● YOUR TASK:
Each line that holds the word "键设置定时时间" should be returned.

● RECORD EXTRACTS:
• • • • • • •

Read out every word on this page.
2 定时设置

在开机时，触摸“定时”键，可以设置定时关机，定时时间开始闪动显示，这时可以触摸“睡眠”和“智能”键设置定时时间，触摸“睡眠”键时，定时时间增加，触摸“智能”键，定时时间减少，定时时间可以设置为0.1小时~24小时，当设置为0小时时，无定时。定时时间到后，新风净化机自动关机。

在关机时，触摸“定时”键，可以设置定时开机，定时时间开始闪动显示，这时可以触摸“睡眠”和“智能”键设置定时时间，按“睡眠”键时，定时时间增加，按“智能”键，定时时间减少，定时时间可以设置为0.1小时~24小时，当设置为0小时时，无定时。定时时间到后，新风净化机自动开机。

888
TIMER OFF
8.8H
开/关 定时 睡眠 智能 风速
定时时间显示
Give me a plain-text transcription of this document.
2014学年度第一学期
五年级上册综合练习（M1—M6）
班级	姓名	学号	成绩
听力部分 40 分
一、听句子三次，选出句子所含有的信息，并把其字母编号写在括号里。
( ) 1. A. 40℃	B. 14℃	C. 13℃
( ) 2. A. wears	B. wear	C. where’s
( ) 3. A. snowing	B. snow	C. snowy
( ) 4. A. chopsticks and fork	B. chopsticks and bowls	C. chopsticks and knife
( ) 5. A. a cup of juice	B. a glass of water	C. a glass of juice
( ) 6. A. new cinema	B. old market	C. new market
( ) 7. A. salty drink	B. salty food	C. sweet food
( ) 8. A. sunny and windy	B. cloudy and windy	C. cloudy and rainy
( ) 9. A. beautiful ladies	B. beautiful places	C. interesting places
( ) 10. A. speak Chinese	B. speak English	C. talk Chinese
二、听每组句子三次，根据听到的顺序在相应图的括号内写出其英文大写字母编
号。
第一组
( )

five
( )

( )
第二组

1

• • • • • • •

● WORKED SOLUTION:
在开机时，触摸“定时”键，可以设置定时关机，定时时间开始闪动显示，这时可以触摸“睡眠”和“智能”键设置定时时间，触摸“睡眠”键时，定时时间增加，触摸“智能”键，定时时间减少，定时时间可以设置为0.1小时~24小时，当设置为0小时时，无定时。定时时间到后，新风净化机自动关机。
在关机时，触摸“定时”键，可以设置定时开机，定时时间开始闪动显示，这时可以触摸“睡眠”和“智能”键设置定时时间，按“睡眠”键时，定时时间增加，按“智能”键，定时时间减少，定时时间可以设置为0.1小时~24小时，当设置为0小时时，无定时。定时时间到后，新风净化机自动开机。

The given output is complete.